_WHAT YOU SHOULD DO:_ How many lines of the entries below include the word "nuevo"? Answer with the number alone.
^^^^
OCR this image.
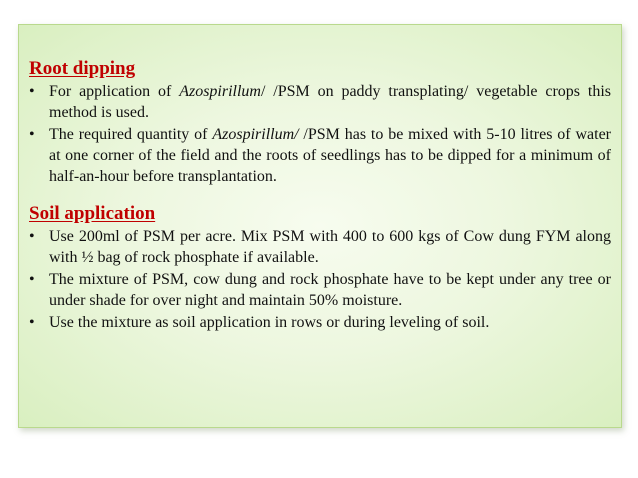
Root dipping
• For application of Azospirillum/ /PSM on paddy transplating/ vegetable crops this method is used.
• The required quantity of Azospirillum/ /PSM has to be mixed with 5-10 litres of water at one corner of the field and the roots of seedlings has to be dipped for a minimum of half-an-hour before transplantation.
Soil application
• Use 200ml of PSM per acre. Mix PSM with 400 to 600 kgs of Cow dung FYM along with ½ bag of rock phosphate if available.
• The mixture of PSM, cow dung and rock phosphate have to be kept under any tree or under shade for over night and maintain 50% moisture.
• Use the mixture as soil application in rows or during leveling of soil.
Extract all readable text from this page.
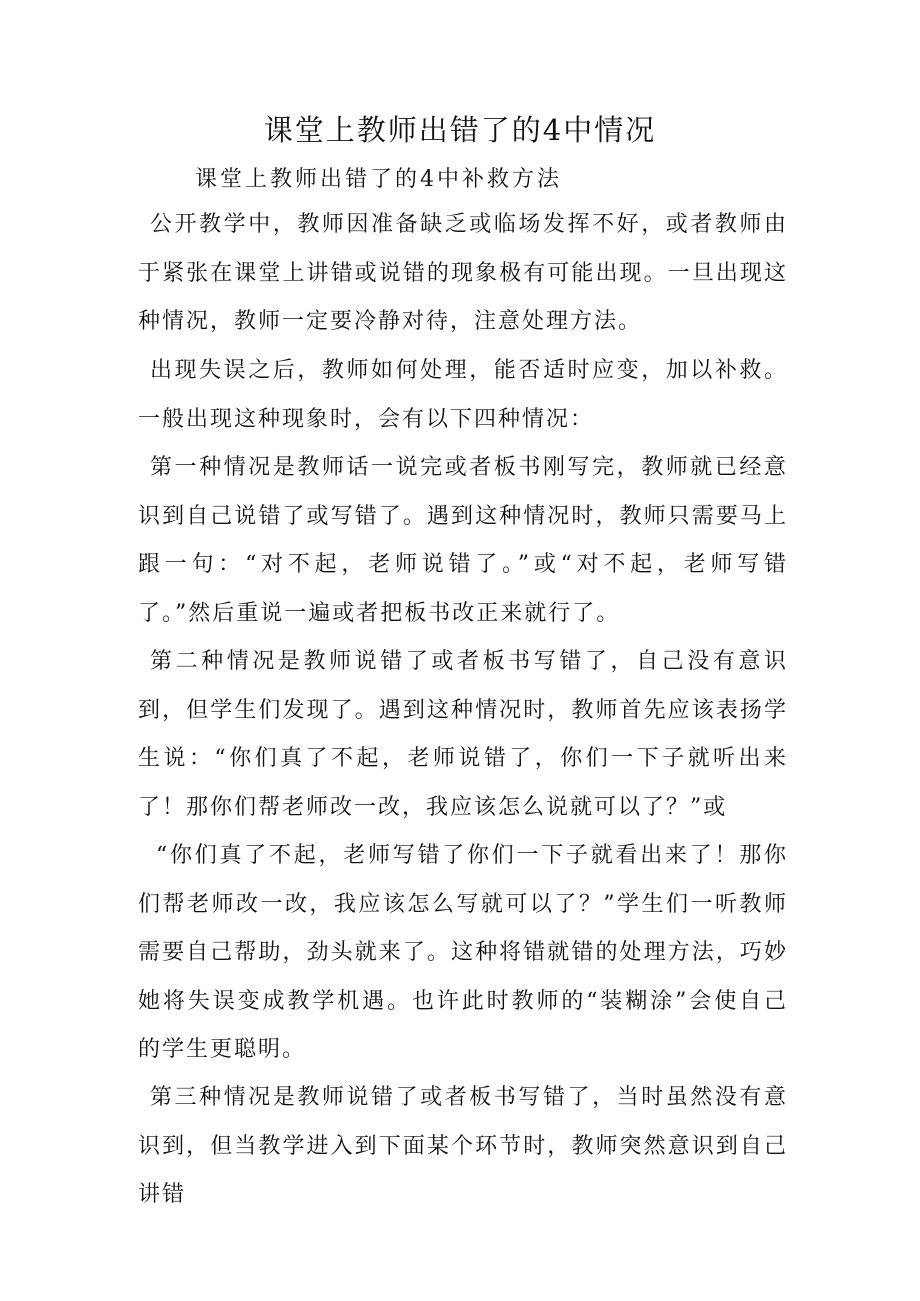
课堂上教师出错了的4中情况

课堂上教师出错了的4中补救方法

公开教学中，教师因准备缺乏或临场发挥不好，或者教师由于紧张在课堂上讲错或说错的现象极有可能出现。一旦出现这种情况，教师一定要冷静对待，注意处理方法。

出现失误之后，教师如何处理，能否适时应变，加以补救。一般出现这种现象时，会有以下四种情况：

第一种情况是教师话一说完或者板书刚写完，教师就已经意识到自己说错了或写错了。遇到这种情况时，教师只需要马上跟一句：“对不起，老师说错了。”或“对不起，老师写错了。”然后重说一遍或者把板书改正来就行了。

第二种情况是教师说错了或者板书写错了，自己没有意识到，但学生们发现了。遇到这种情况时，教师首先应该表扬学生说：“你们真了不起，老师说错了，你们一下子就听出来了！那你们帮老师改一改，我应该怎么说就可以了？”或

“你们真了不起，老师写错了你们一下子就看出来了！那你们帮老师改一改，我应该怎么写就可以了？”学生们一听教师需要自己帮助，劲头就来了。这种将错就错的处理方法，巧妙她将失误变成教学机遇。也许此时教师的“装糊涂”会使自己的学生更聪明。

第三种情况是教师说错了或者板书写错了，当时虽然没有意识到，但当教学进入到下面某个环节时，教师突然意识到自己讲错
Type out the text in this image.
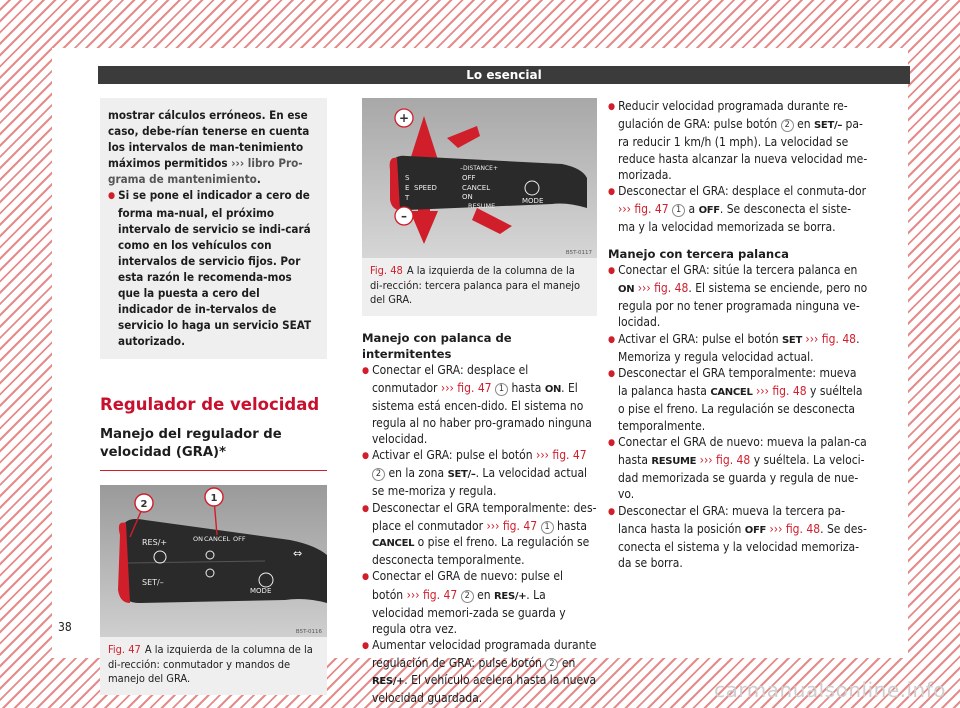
Lo esencial

mostrar cálculos erróneos. En ese caso, debe-rían tenerse en cuenta los intervalos de man-tenimiento máximos permitidos ››› libro Pro-grama de mantenimiento.

● Si se pone el indicador a cero de forma ma-nual, el próximo intervalo de servicio se indi-cará como en los vehículos con intervalos de servicio fijos. Por esta razón le recomenda-mos que la puesta a cero del indicador de in-tervalos de servicio lo haga un servicio SEAT autorizado.

Regulador de velocidad
Manejo del regulador de velocidad (GRA)*
RES/+	ON CANCEL OFF
SET/–
MODE
⇔
1
2
B5T-0116
Fig. 47 A la izquierda de la columna de la di-rección: conmutador y mandos de manejo del GRA.
S
E
T
SPEED
–DISTANCE+
OFF
CANCEL
ON
RESUME
MODE
+
–
B5T-0117
Fig. 48 A la izquierda de la columna de la di-rección: tercera palanca para el manejo del GRA.

Manejo con palanca de intermitentes

● Conectar el GRA: desplace el conmutador ››› fig. 47 1 hasta ON. El sistema está encen-dido. El sistema no regula al no haber pro-gramado ninguna velocidad.

● Activar el GRA: pulse el botón ››› fig. 47 2 en la zona SET/–. La velocidad actual se me-moriza y regula.

● Desconectar el GRA temporalmente: des-place el conmutador ››› fig. 47 1 hasta CANCEL o pise el freno. La regulación se desconecta temporalmente.

● Conectar el GRA de nuevo: pulse el botón ››› fig. 47 2 en RES/+. La velocidad memori-zada se guarda y regula otra vez.

● Aumentar velocidad programada durante regulación de GRA: pulse botón 2 en RES/+. El vehículo acelera hasta la nueva velocidad guardada.

● Reducir velocidad programada durante re-gulación de GRA: pulse botón 2 en SET/– pa-ra reducir 1 km/h (1 mph). La velocidad se reduce hasta alcanzar la nueva velocidad me-morizada.

● Desconectar el GRA: desplace el conmuta-dor ››› fig. 47 1 a OFF. Se desconecta el siste-ma y la velocidad memorizada se borra.

Manejo con tercera palanca

● Conectar el GRA: sitúe la tercera palanca en ON ››› fig. 48. El sistema se enciende, pero no regula por no tener programada ninguna ve-locidad.

● Activar el GRA: pulse el botón SET ››› fig. 48. Memoriza y regula velocidad actual.

● Desconectar el GRA temporalmente: mueva la palanca hasta CANCEL ››› fig. 48 y suéltela o pise el freno. La regulación se desconecta temporalmente.

● Conectar el GRA de nuevo: mueva la palan-ca hasta RESUME ››› fig. 48 y suéltela. La veloci-dad memorizada se guarda y regula de nue-vo.

● Desconectar el GRA: mueva la tercera pa-lanca hasta la posición OFF ››› fig. 48. Se des-conecta el sistema y la velocidad memoriza-da se borra.

38
carmanualsonline.info
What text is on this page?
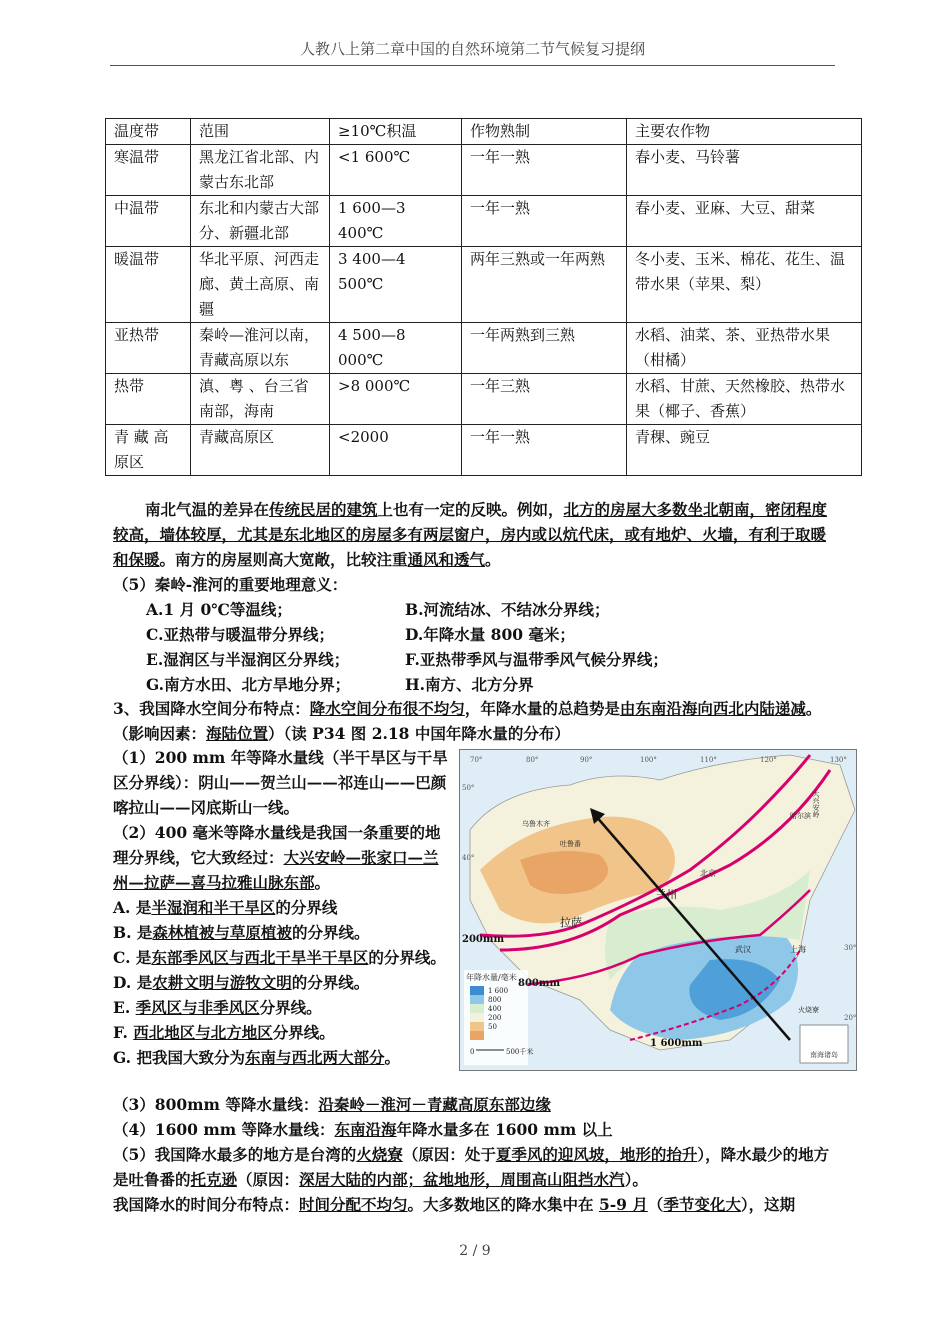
人教八上第二章中国的自然环境第二节气候复习提纲
温度带	范围	≥10℃积温	作物熟制	主要农作物
寒温带	黑龙江省北部、内蒙古东北部	<1 600℃	一年一熟	春小麦、马铃薯
中温带	东北和内蒙古大部分、新疆北部	1 600—3 400℃	一年一熟	春小麦、亚麻、大豆、甜菜
暖温带	华北平原、河西走廊、黄土高原、南疆	3 400—4 500℃	两年三熟或一年两熟	冬小麦、玉米、棉花、花生、温带水果（苹果、梨）
亚热带	秦岭—淮河以南，青藏高原以东	4 500—8 000℃	一年两熟到三熟	水稻、油菜、茶、亚热带水果（柑橘）
热带	滇、粤 、台三省南部，海南	>8 000℃	一年三熟	水稻、甘蔗、天然橡胶、热带水果（椰子、香蕉）
青 藏 高原区	青藏高原区	<2000	一年一熟	青稞、豌豆
南北气温的差异在传统民居的建筑上也有一定的反映。例如，北方的房屋大多数坐北朝南，密闭程度较高，墙体较厚，尤其是东北地区的房屋多有两层窗户，房内或以炕代床，或有地炉、火墙，有利于取暖和保暖。南方的房屋则高大宽敞，比较注重通风和透气。
（5）秦岭-淮河的重要地理意义：
A.1 月 0℃等温线；	B.河流结冰、不结冰分界线；
C.亚热带与暖温带分界线；	D.年降水量 800 毫米；
E.湿润区与半湿润区分界线；	F.亚热带季风与温带季风气候分界线；
G.南方水田、北方旱地分界；	H.南方、北方分界
3、我国降水空间分布特点：降水空间分布很不均匀，年降水量的总趋势是由东南沿海向西北内陆递减。（影响因素：海陆位置）（读 P34 图 2.18 中国年降水量的分布）

（1）200 mm 年等降水量线（半干旱区与干旱区分界线）：阴山——贺兰山——祁连山——巴颜喀拉山——冈底斯山一线。

（2）400 毫米等降水量线是我国一条重要的地理分界线，它大致经过：大兴安岭—张家口—兰州—拉萨—喜马拉雅山脉东部。

A. 是半湿润和半干旱区的分界线

B. 是森林植被与草原植被的分界线。

C. 是东部季风区与西北干旱半干旱区的分界线。

D. 是农耕文明与游牧文明的分界线。

E. 季风区与非季风区分界线。

F. 西北地区与北方地区分界线。

G. 把我国大致分为东南与西北两大部分。	南海诸岛
年降水量/毫米
1 600
800
400
200
50
0	500千米
200mm
800mm
1 600mm
拉萨
兰州
北京
上海
武汉
大兴安岭
哈尔滨
乌鲁木齐
吐鲁番
火烧寮
70°	80°	90°	100°	110°	120°	130°
50°
40°
30°
20°
（3）800mm 等降水量线：沿秦岭－淮河－青藏高原东部边缘
（4）1600 mm 等降水量线：东南沿海年降水量多在 1600 mm 以上
（5）我国降水最多的地方是台湾的火烧寮（原因：处于夏季风的迎风坡，地形的抬升），降水最少的地方是吐鲁番的托克逊（原因：深居大陆的内部；盆地地形，周围高山阻挡水汽）。
我国降水的时间分布特点：时间分配不均匀。大多数地区的降水集中在 5-9 月（季节变化大），这期
2 / 9
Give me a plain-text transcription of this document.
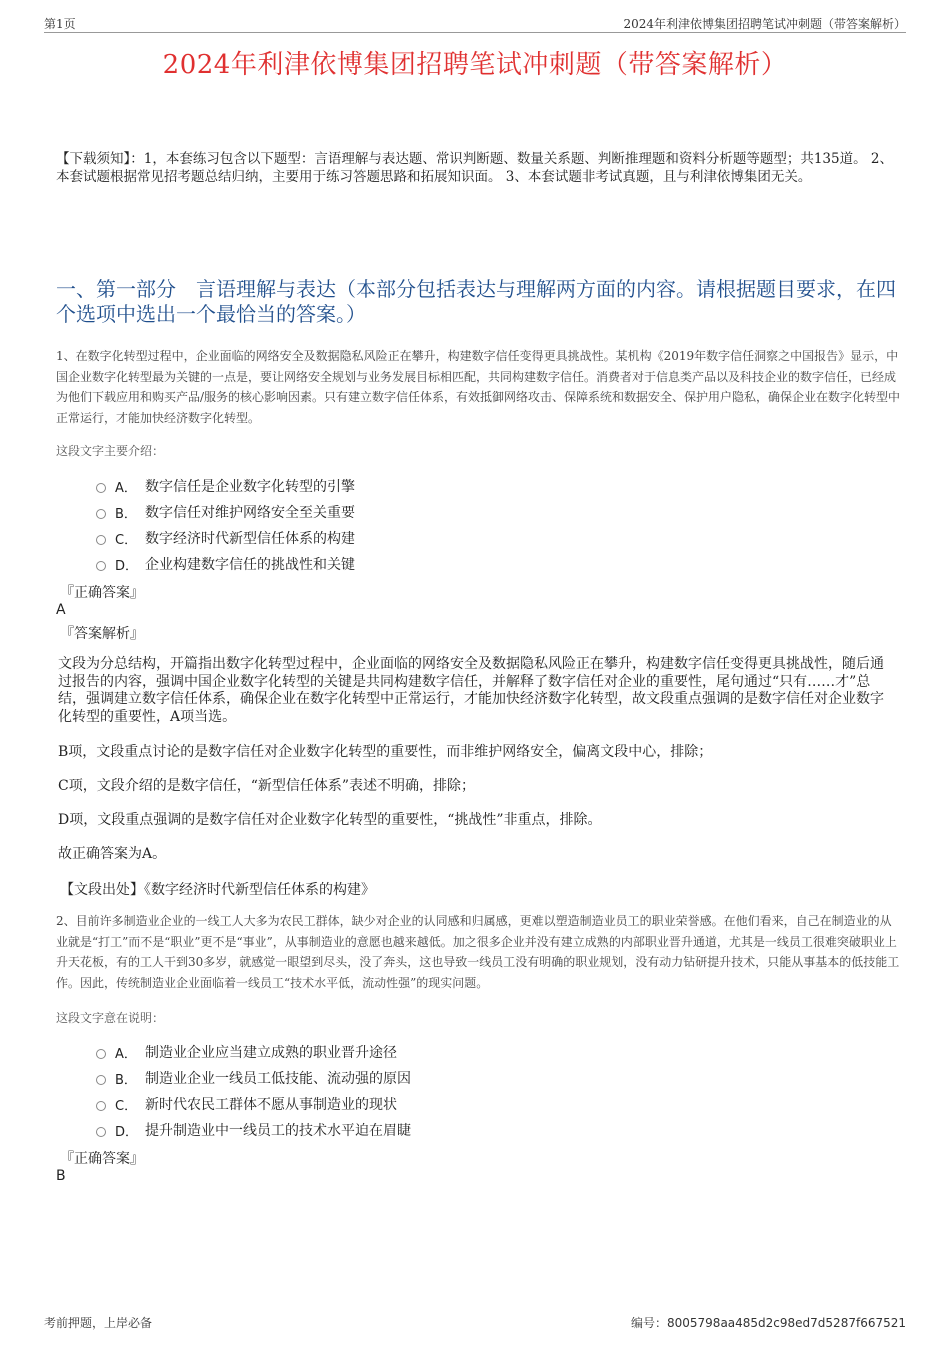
第1页	2024年利津依博集团招聘笔试冲刺题（带答案解析）
2024年利津依博集团招聘笔试冲刺题（带答案解析）
【下载须知】：1，本套练习包含以下题型：言语理解与表达题、常识判断题、数量关系题、判断推理题和资料分析题等题型；共135道。 2、本套试题根据常见招考题总结归纳，主要用于练习答题思路和拓展知识面。 3、本套试题非考试真题，且与利津依博集团无关。
一、第一部分　言语理解与表达（本部分包括表达与理解两方面的内容。请根据题目要求，在四个选项中选出一个最恰当的答案。）
1、在数字化转型过程中，企业面临的网络安全及数据隐私风险正在攀升，构建数字信任变得更具挑战性。某机构《2019年数字信任洞察之中国报告》显示，中国企业数字化转型最为关键的一点是，要让网络安全规划与业务发展目标相匹配，共同构建数字信任。消费者对于信息类产品以及科技企业的数字信任，已经成为他们下载应用和购买产品/服务的核心影响因素。只有建立数字信任体系，有效抵御网络攻击、保障系统和数据安全、保护用户隐私，确保企业在数字化转型中正常运行，才能加快经济数字化转型。
这段文字主要介绍：
A． 数字信任是企业数字化转型的引擎
B． 数字信任对维护网络安全至关重要
C． 数字经济时代新型信任体系的构建
D． 企业构建数字信任的挑战性和关键
『正确答案』
A
『答案解析』
文段为分总结构，开篇指出数字化转型过程中，企业面临的网络安全及数据隐私风险正在攀升，构建数字信任变得更具挑战性，随后通过报告的内容，强调中国企业数字化转型的关键是共同构建数字信任，并解释了数字信任对企业的重要性，尾句通过“只有……才”总结，强调建立数字信任体系，确保企业在数字化转型中正常运行，才能加快经济数字化转型，故文段重点强调的是数字信任对企业数字化转型的重要性，A项当选。
B项，文段重点讨论的是数字信任对企业数字化转型的重要性，而非维护网络安全，偏离文段中心，排除；
C项，文段介绍的是数字信任，“新型信任体系”表述不明确，排除；
D项，文段重点强调的是数字信任对企业数字化转型的重要性，“挑战性”非重点，排除。
故正确答案为A。
【文段出处】《数字经济时代新型信任体系的构建》
2、目前许多制造业企业的一线工人大多为农民工群体，缺少对企业的认同感和归属感，更难以塑造制造业员工的职业荣誉感。在他们看来，自己在制造业的从业就是“打工”而不是“职业”更不是“事业”，从事制造业的意愿也越来越低。加之很多企业并没有建立成熟的内部职业晋升通道，尤其是一线员工很难突破职业上升天花板，有的工人干到30多岁，就感觉一眼望到尽头，没了奔头，这也导致一线员工没有明确的职业规划，没有动力钻研提升技术，只能从事基本的低技能工作。因此，传统制造业企业面临着一线员工“技术水平低，流动性强”的现实问题。
这段文字意在说明：
A． 制造业企业应当建立成熟的职业晋升途径
B． 制造业企业一线员工低技能、流动强的原因
C． 新时代农民工群体不愿从事制造业的现状
D． 提升制造业中一线员工的技术水平迫在眉睫
『正确答案』
B
考前押题，上岸必备	编号：8005798aa485d2c98ed7d5287f667521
^^^^
_ANSWER TO THE PROBLEM:_ 2